Canalblog
Editer l'article Suivre ce blog Administration + Créer mon blog
Notes d'Itinérances
21 janvier 2014

Angkor (14/27). Baphuon, la découverte du grand bouddha couché.

Réutilisation des pierres du temple pour édifier un grand bouddha - Un temple initialement dédié à Shiva

 

 

La reconstitution était toutefois rendue encore un peu plus complexe pour le Baphuon dans la mesure où le site d’Angkor n’a jamais été totalement abandonné. Là où se maintenaient des poches d'occupation, le culte bouddhiste, désormais du theravada [1], a pu donner lieu à des remaniements architecturaux parfois spectaculaires. C'est notamment le cas du Baphuon dont tout le deuxième étage de la face Ouest a été transformé en un immense Bouddha couché, long de plus de soixante mètres, peut-être au XVe ou au XVIe siècle, en réemployant une partie des pierres de l’édifice d’origine. Ce n’était plus 1 mais 2 puzzles qu’il fallait résoudre !

 

Le choix a été fait de conserver le grand bouddha couché, avec ses pierres de réemploi, après démontage et remontage, et de reconstruire la partie Ouest du temple en utilisant de nouvelles pierres pour assurer la stabilité de l’ensemble. De fait, la reconstruction s’est opérée par classement des pierres par familles, en fonction de leurs caractéristiques, forme, moulure, décor, et en s’aidant des photos anciennes du temple et des journaux de fouille.

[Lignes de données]
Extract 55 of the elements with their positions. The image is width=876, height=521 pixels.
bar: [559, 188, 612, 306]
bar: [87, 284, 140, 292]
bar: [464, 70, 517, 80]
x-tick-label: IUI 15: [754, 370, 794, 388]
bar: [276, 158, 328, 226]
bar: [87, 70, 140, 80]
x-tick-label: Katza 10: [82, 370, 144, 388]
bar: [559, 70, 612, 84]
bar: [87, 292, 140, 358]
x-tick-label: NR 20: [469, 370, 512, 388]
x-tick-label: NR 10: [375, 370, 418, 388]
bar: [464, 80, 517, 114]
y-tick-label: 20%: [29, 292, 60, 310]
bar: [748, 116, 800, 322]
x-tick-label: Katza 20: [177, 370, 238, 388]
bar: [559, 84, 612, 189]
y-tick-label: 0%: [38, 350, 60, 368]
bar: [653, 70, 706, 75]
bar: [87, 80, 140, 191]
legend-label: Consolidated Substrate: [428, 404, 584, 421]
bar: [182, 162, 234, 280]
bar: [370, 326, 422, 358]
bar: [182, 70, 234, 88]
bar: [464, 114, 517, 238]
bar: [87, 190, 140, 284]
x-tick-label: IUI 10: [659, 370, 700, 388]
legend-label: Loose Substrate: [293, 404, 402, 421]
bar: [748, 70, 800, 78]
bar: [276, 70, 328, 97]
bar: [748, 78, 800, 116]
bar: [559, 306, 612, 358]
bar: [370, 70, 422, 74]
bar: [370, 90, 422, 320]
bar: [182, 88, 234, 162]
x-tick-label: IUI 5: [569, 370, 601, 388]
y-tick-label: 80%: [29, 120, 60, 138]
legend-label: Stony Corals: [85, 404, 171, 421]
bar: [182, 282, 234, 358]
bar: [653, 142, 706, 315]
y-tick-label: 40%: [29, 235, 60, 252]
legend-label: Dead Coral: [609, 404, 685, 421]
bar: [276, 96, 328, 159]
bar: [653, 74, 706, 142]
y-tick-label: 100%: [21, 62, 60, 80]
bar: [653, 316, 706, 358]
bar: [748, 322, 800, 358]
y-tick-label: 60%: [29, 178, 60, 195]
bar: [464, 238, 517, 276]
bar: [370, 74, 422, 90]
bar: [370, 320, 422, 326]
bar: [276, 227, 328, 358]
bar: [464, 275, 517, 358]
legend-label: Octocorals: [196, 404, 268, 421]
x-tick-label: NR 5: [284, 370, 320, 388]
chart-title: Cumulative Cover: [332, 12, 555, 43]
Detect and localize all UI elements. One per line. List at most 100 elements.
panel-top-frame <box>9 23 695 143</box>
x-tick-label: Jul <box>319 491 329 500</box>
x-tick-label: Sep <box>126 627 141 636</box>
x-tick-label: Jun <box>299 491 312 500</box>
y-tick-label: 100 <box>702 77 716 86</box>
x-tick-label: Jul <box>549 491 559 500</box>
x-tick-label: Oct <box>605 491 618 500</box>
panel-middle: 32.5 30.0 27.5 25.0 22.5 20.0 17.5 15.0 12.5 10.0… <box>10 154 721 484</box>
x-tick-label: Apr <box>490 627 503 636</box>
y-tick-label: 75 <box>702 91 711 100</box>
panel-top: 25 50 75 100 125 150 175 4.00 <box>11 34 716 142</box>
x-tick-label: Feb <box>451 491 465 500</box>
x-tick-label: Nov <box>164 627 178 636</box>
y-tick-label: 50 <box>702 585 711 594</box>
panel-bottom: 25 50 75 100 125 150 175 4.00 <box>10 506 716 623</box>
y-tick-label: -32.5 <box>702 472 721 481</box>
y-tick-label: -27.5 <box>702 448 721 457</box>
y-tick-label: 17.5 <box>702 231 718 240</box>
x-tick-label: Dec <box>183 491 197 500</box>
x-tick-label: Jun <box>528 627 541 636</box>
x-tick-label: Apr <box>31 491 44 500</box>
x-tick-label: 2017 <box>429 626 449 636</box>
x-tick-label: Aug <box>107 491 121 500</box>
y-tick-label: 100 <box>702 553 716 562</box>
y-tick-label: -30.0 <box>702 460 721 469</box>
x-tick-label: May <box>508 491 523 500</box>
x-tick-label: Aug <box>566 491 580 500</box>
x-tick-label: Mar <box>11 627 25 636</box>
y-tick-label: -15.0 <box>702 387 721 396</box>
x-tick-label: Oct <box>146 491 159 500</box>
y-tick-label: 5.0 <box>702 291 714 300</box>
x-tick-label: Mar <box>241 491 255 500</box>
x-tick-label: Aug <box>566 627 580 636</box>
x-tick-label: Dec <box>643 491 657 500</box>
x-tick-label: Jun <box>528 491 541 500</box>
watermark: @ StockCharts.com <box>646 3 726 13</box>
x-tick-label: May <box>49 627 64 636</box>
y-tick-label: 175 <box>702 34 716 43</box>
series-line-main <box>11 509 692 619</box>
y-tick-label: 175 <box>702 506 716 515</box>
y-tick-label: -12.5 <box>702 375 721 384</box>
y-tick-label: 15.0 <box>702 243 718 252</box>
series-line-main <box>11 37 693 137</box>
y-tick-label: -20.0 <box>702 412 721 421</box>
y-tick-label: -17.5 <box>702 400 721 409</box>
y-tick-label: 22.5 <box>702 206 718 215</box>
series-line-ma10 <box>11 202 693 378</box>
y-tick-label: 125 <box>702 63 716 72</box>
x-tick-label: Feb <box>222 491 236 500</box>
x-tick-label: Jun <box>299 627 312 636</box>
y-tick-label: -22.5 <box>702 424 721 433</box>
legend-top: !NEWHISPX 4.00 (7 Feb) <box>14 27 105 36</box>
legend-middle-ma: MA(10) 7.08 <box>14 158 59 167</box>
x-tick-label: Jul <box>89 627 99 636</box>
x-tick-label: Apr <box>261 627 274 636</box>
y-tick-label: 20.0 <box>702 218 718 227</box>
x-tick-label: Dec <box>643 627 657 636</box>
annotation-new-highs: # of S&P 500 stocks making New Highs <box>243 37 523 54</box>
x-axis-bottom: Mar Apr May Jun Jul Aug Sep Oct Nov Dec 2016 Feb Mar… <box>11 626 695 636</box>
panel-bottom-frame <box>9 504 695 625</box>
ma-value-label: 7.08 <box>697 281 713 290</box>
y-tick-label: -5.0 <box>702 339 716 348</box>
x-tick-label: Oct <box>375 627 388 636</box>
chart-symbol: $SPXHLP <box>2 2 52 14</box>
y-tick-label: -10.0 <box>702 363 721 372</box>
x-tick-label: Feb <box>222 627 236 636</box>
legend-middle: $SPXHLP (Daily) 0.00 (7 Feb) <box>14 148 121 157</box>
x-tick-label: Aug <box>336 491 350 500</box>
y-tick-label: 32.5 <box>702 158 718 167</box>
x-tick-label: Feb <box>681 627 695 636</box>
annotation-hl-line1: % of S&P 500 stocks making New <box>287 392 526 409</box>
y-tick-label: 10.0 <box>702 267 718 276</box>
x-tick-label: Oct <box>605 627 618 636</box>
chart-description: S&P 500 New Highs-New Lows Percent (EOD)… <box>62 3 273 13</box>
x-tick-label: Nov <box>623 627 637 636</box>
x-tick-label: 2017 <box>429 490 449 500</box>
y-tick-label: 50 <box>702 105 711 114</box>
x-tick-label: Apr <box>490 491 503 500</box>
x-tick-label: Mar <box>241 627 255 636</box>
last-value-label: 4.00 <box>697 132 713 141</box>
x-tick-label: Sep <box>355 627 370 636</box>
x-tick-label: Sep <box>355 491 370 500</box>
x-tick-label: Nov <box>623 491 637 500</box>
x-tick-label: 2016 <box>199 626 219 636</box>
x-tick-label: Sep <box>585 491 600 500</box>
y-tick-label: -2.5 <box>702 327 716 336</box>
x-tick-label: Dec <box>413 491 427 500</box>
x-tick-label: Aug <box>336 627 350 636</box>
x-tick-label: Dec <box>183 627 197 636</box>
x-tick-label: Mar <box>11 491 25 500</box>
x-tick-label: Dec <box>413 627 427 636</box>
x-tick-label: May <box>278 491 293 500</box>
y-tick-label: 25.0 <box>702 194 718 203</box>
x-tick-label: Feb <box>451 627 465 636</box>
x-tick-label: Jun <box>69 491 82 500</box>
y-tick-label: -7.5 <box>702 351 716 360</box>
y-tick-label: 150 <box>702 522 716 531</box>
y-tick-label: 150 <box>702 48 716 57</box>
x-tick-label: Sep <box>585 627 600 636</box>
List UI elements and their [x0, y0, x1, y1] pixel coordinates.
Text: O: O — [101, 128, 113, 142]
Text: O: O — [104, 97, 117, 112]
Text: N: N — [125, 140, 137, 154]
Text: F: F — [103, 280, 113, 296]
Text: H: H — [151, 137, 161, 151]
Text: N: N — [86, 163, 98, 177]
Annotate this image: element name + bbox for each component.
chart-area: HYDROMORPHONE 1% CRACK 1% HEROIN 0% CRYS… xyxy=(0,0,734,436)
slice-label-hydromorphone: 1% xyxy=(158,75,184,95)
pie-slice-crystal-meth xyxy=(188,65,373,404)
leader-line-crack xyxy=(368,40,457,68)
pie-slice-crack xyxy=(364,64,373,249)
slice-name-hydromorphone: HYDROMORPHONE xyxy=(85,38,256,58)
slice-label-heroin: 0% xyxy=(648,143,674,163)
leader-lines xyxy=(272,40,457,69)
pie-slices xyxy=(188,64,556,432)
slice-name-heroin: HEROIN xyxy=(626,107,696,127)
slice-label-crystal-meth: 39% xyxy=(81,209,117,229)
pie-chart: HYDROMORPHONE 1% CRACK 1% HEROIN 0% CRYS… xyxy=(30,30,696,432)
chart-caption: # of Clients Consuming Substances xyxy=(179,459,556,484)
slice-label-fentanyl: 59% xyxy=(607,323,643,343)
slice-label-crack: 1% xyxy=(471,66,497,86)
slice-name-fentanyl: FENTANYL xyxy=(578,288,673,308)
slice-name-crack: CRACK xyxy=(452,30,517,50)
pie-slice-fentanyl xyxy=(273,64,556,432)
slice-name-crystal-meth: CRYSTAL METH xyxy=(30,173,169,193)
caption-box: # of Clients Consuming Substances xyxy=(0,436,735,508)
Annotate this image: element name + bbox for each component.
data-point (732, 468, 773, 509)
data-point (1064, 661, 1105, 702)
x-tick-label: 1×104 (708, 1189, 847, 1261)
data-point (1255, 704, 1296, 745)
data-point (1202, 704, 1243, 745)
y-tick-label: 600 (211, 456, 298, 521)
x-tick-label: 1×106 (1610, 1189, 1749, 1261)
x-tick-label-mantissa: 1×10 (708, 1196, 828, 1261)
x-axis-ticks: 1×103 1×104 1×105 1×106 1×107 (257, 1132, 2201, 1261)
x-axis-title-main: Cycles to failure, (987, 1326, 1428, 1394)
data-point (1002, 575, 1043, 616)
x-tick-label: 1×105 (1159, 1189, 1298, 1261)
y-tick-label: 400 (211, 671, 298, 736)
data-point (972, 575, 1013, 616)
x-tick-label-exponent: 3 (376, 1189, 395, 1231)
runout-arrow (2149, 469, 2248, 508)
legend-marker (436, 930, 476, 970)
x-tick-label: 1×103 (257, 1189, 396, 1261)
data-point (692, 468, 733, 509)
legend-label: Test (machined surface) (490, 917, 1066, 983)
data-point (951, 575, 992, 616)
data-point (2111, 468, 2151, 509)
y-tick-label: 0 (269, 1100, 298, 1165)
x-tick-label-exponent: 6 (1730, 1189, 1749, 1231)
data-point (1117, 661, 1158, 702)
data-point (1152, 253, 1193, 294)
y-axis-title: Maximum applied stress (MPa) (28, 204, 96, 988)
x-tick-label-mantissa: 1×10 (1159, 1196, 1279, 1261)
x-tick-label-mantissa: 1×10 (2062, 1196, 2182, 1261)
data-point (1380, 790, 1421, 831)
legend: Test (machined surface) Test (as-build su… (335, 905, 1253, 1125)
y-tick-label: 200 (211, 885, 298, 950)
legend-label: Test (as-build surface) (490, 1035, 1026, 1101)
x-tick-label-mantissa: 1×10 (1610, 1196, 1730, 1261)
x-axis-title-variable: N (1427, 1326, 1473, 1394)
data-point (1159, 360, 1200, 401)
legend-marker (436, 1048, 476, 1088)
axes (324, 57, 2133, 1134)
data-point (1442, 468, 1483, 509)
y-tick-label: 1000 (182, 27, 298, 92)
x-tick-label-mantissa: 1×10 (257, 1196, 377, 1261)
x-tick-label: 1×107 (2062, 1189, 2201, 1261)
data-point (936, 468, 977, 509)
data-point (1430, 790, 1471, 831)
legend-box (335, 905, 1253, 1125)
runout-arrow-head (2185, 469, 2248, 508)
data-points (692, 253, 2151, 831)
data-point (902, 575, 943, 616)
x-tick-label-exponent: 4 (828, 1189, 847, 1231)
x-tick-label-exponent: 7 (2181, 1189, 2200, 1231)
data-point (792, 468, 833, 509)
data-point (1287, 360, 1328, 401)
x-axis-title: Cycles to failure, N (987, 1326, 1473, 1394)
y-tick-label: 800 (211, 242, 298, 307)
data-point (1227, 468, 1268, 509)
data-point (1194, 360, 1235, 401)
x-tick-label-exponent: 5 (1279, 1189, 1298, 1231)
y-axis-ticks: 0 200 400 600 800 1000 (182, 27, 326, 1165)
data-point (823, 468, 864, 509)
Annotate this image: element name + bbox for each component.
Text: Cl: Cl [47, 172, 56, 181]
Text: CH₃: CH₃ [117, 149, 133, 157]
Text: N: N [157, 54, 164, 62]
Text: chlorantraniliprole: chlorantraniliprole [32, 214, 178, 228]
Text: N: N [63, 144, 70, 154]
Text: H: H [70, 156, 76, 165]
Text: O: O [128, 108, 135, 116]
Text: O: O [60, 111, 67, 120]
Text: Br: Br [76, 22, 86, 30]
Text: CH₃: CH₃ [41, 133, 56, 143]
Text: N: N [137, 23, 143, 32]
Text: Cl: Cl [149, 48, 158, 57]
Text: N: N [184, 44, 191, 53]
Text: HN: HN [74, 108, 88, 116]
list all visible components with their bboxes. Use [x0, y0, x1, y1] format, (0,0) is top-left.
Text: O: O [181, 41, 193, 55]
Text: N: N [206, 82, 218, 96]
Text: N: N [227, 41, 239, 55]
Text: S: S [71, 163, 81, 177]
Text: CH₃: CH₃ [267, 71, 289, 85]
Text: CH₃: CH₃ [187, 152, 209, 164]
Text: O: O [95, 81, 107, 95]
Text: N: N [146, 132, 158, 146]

**CONSIGNES:**
- a) Recopiez fidèlement le passage du texte sur le Baphuon qui va de « Réutilisation des pierres » jusqu'à « qu’il fallait résoudre ! ».
- b) Reproduisez à l'identique les enregistrements depuis leur première ligne jusqu'à la ligne contenant « x-tick-label: Katza 10: [82, 370, 144, 388] », cette ligne comprise.

**CORRIGÉ DES EXERCICES:**
- a)
Réutilisation des pierres du temple pour édifier un grand bouddha - Un temple initialement dédié à Shiva

 

 

La reconstitution était toutefois rendue encore un peu plus complexe pour le Baphuon dans la mesure où le site d’Angkor n’a jamais été totalement abandonné. Là où se maintenaient des poches d'occupation, le culte bouddhiste, désormais du theravada [1], a pu donner lieu à des remaniements architecturaux parfois spectaculaires. C'est notamment le cas du Baphuon dont tout le deuxième étage de la face Ouest a été transformé en un immense Bouddha couché, long de plus de soixante mètres, peut-être au XVe ou au XVIe siècle, en réemployant une partie des pierres de l’édifice d’origine. Ce n’était plus 1 mais 2 puzzles qu’il fallait résoudre !

- b)
Extract 55 of the elements with their positions. The image is width=876, height=521 pixels.
bar: [559, 188, 612, 306]
bar: [87, 284, 140, 292]
bar: [464, 70, 517, 80]
x-tick-label: IUI 15: [754, 370, 794, 388]
bar: [276, 158, 328, 226]
bar: [87, 70, 140, 80]
x-tick-label: Katza 10: [82, 370, 144, 388]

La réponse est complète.